> What you are asked to do: Write out all of the entries that follow, word for word, but skip the pictures.

* * * * *

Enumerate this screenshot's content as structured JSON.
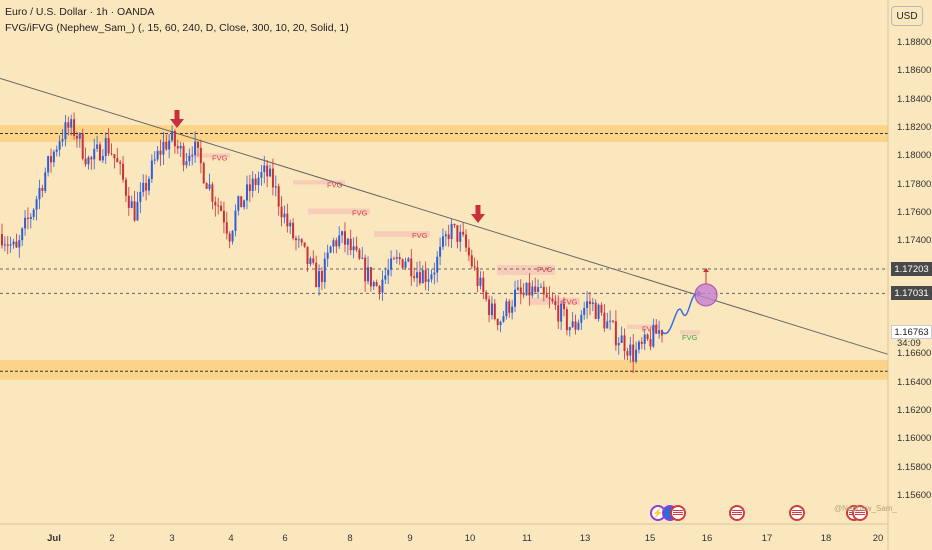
{
  "header": {
    "title": "Euro / U.S. Dollar · 1h · OANDA",
    "indicator": "FVG/iFVG (Nephew_Sam_) (, 15, 60, 240, D, Close, 300, 10, 20, Solid, 1)"
  },
  "currency": "USD",
  "y_ticks": [
    "1.18800",
    "1.18600",
    "1.18400",
    "1.18200",
    "1.18000",
    "1.17800",
    "1.17600",
    "1.17400",
    "1.16600",
    "1.16400",
    "1.16200",
    "1.16000",
    "1.15800",
    "1.15600"
  ],
  "price_tags": {
    "level_1": "1.17203",
    "level_2": "1.17031",
    "current": "1.16763",
    "countdown": "34:09"
  },
  "x_ticks": [
    {
      "label": "Jul",
      "bold": true
    },
    {
      "label": "2",
      "bold": false
    },
    {
      "label": "3",
      "bold": false
    },
    {
      "label": "4",
      "bold": false
    },
    {
      "label": "6",
      "bold": false
    },
    {
      "label": "8",
      "bold": false
    },
    {
      "label": "9",
      "bold": false
    },
    {
      "label": "10",
      "bold": false
    },
    {
      "label": "11",
      "bold": false
    },
    {
      "label": "13",
      "bold": false
    },
    {
      "label": "15",
      "bold": false
    },
    {
      "label": "16",
      "bold": false
    },
    {
      "label": "17",
      "bold": false
    },
    {
      "label": "18",
      "bold": false
    },
    {
      "label": "20",
      "bold": false
    }
  ],
  "fvg_label": "FVG",
  "watermark": "@Nephew_Sam_",
  "colors": {
    "background": "#fbe7bd",
    "up": "#2f5fd8",
    "down": "#c9303b",
    "zone": "#fbd48a",
    "fvg_box": "#f6c7b8",
    "fvg_text": "#d6404a",
    "fvg_bull_text": "#2ea84a",
    "projection": "#3a6fe0",
    "target_circle": "#c77fd0",
    "arrow_marker": "#c9303b"
  },
  "chart_data": {
    "type": "candlestick",
    "symbol": "EURUSD",
    "timeframe": "1h",
    "title": "Euro / U.S. Dollar · 1h · OANDA",
    "y_range": [
      1.155,
      1.19
    ],
    "x_labels": [
      "Jul",
      "2",
      "3",
      "4",
      "6",
      "8",
      "9",
      "10",
      "11",
      "13",
      "15",
      "16",
      "17",
      "18",
      "20"
    ],
    "price_path": [
      1.1745,
      1.1738,
      1.1732,
      1.1748,
      1.176,
      1.1775,
      1.179,
      1.1802,
      1.1815,
      1.182,
      1.1818,
      1.1805,
      1.1795,
      1.1802,
      1.181,
      1.1803,
      1.179,
      1.1775,
      1.176,
      1.177,
      1.1785,
      1.1798,
      1.1808,
      1.1812,
      1.1805,
      1.18,
      1.1808,
      1.1795,
      1.1782,
      1.177,
      1.1762,
      1.1745,
      1.1762,
      1.177,
      1.1778,
      1.1785,
      1.1788,
      1.178,
      1.1765,
      1.175,
      1.174,
      1.1732,
      1.1722,
      1.1712,
      1.172,
      1.1738,
      1.1742,
      1.1738,
      1.173,
      1.1722,
      1.1715,
      1.1708,
      1.1714,
      1.172,
      1.1726,
      1.1728,
      1.1722,
      1.1718,
      1.1716,
      1.1722,
      1.1734,
      1.1748,
      1.1745,
      1.1738,
      1.1725,
      1.171,
      1.1698,
      1.1688,
      1.1685,
      1.1694,
      1.1702,
      1.17,
      1.1705,
      1.1703,
      1.1698,
      1.1695,
      1.169,
      1.1682,
      1.1678,
      1.169,
      1.1697,
      1.1692,
      1.1685,
      1.1678,
      1.1672,
      1.1668,
      1.166,
      1.1663,
      1.1668,
      1.1674,
      1.1678
    ],
    "resistance_zone": [
      1.181,
      1.1822
    ],
    "resistance_level": 1.1816,
    "support_zone": [
      1.1642,
      1.1656
    ],
    "support_level": 1.1648,
    "horizontal_levels": [
      1.17203,
      1.17031
    ],
    "current_price": 1.16763,
    "trendline": {
      "start": 1.1855,
      "end": 1.166
    },
    "fvg_zones": [
      {
        "label": "FVG",
        "price": [
          1.1799,
          1.1802
        ]
      },
      {
        "label": "FVG",
        "price": [
          1.178,
          1.1783
        ]
      },
      {
        "label": "FVG",
        "price": [
          1.1759,
          1.1763
        ]
      },
      {
        "label": "FVG",
        "price": [
          1.1743,
          1.1747
        ]
      },
      {
        "label": "FVG",
        "price": [
          1.1716,
          1.1723
        ]
      },
      {
        "label": "FVG",
        "price": [
          1.1695,
          1.17
        ]
      },
      {
        "label": "FVG",
        "price": [
          1.1678,
          1.1681
        ]
      },
      {
        "label": "FVG",
        "price": [
          1.1674,
          1.1677
        ],
        "bullish": true
      }
    ],
    "grid": false
  }
}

* * * * *

> Solution for this problem:
Enumerate this screenshot's content as structured JSON.
{
  "header": {
    "title": "Euro / U.S. Dollar · 1h · OANDA",
    "indicator": "FVG/iFVG (Nephew_Sam_) (, 15, 60, 240, D, Close, 300, 10, 20, Solid, 1)"
  },
  "currency": "USD",
  "y_ticks": [
    "1.18800",
    "1.18600",
    "1.18400",
    "1.18200",
    "1.18000",
    "1.17800",
    "1.17600",
    "1.17400",
    "1.16600",
    "1.16400",
    "1.16200",
    "1.16000",
    "1.15800",
    "1.15600"
  ],
  "price_tags": {
    "level_1": "1.17203",
    "level_2": "1.17031",
    "current": "1.16763",
    "countdown": "34:09"
  },
  "x_ticks": [
    {
      "label": "Jul",
      "bold": true
    },
    {
      "label": "2",
      "bold": false
    },
    {
      "label": "3",
      "bold": false
    },
    {
      "label": "4",
      "bold": false
    },
    {
      "label": "6",
      "bold": false
    },
    {
      "label": "8",
      "bold": false
    },
    {
      "label": "9",
      "bold": false
    },
    {
      "label": "10",
      "bold": false
    },
    {
      "label": "11",
      "bold": false
    },
    {
      "label": "13",
      "bold": false
    },
    {
      "label": "15",
      "bold": false
    },
    {
      "label": "16",
      "bold": false
    },
    {
      "label": "17",
      "bold": false
    },
    {
      "label": "18",
      "bold": false
    },
    {
      "label": "20",
      "bold": false
    }
  ],
  "fvg_label": "FVG",
  "watermark": "@Nephew_Sam_",
  "colors": {
    "background": "#fbe7bd",
    "up": "#2f5fd8",
    "down": "#c9303b",
    "zone": "#fbd48a",
    "fvg_box": "#f6c7b8",
    "fvg_text": "#d6404a",
    "fvg_bull_text": "#2ea84a",
    "projection": "#3a6fe0",
    "target_circle": "#c77fd0",
    "arrow_marker": "#c9303b"
  },
  "chart_data": {
    "type": "candlestick",
    "symbol": "EURUSD",
    "timeframe": "1h",
    "title": "Euro / U.S. Dollar · 1h · OANDA",
    "y_range": [
      1.155,
      1.19
    ],
    "x_labels": [
      "Jul",
      "2",
      "3",
      "4",
      "6",
      "8",
      "9",
      "10",
      "11",
      "13",
      "15",
      "16",
      "17",
      "18",
      "20"
    ],
    "price_path": [
      1.1745,
      1.1738,
      1.1732,
      1.1748,
      1.176,
      1.1775,
      1.179,
      1.1802,
      1.1815,
      1.182,
      1.1818,
      1.1805,
      1.1795,
      1.1802,
      1.181,
      1.1803,
      1.179,
      1.1775,
      1.176,
      1.177,
      1.1785,
      1.1798,
      1.1808,
      1.1812,
      1.1805,
      1.18,
      1.1808,
      1.1795,
      1.1782,
      1.177,
      1.1762,
      1.1745,
      1.1762,
      1.177,
      1.1778,
      1.1785,
      1.1788,
      1.178,
      1.1765,
      1.175,
      1.174,
      1.1732,
      1.1722,
      1.1712,
      1.172,
      1.1738,
      1.1742,
      1.1738,
      1.173,
      1.1722,
      1.1715,
      1.1708,
      1.1714,
      1.172,
      1.1726,
      1.1728,
      1.1722,
      1.1718,
      1.1716,
      1.1722,
      1.1734,
      1.1748,
      1.1745,
      1.1738,
      1.1725,
      1.171,
      1.1698,
      1.1688,
      1.1685,
      1.1694,
      1.1702,
      1.17,
      1.1705,
      1.1703,
      1.1698,
      1.1695,
      1.169,
      1.1682,
      1.1678,
      1.169,
      1.1697,
      1.1692,
      1.1685,
      1.1678,
      1.1672,
      1.1668,
      1.166,
      1.1663,
      1.1668,
      1.1674,
      1.1678
    ],
    "resistance_zone": [
      1.181,
      1.1822
    ],
    "resistance_level": 1.1816,
    "support_zone": [
      1.1642,
      1.1656
    ],
    "support_level": 1.1648,
    "horizontal_levels": [
      1.17203,
      1.17031
    ],
    "current_price": 1.16763,
    "trendline": {
      "start": 1.1855,
      "end": 1.166
    },
    "fvg_zones": [
      {
        "label": "FVG",
        "price": [
          1.1799,
          1.1802
        ]
      },
      {
        "label": "FVG",
        "price": [
          1.178,
          1.1783
        ]
      },
      {
        "label": "FVG",
        "price": [
          1.1759,
          1.1763
        ]
      },
      {
        "label": "FVG",
        "price": [
          1.1743,
          1.1747
        ]
      },
      {
        "label": "FVG",
        "price": [
          1.1716,
          1.1723
        ]
      },
      {
        "label": "FVG",
        "price": [
          1.1695,
          1.17
        ]
      },
      {
        "label": "FVG",
        "price": [
          1.1678,
          1.1681
        ]
      },
      {
        "label": "FVG",
        "price": [
          1.1674,
          1.1677
        ],
        "bullish": true
      }
    ],
    "grid": false
  }
}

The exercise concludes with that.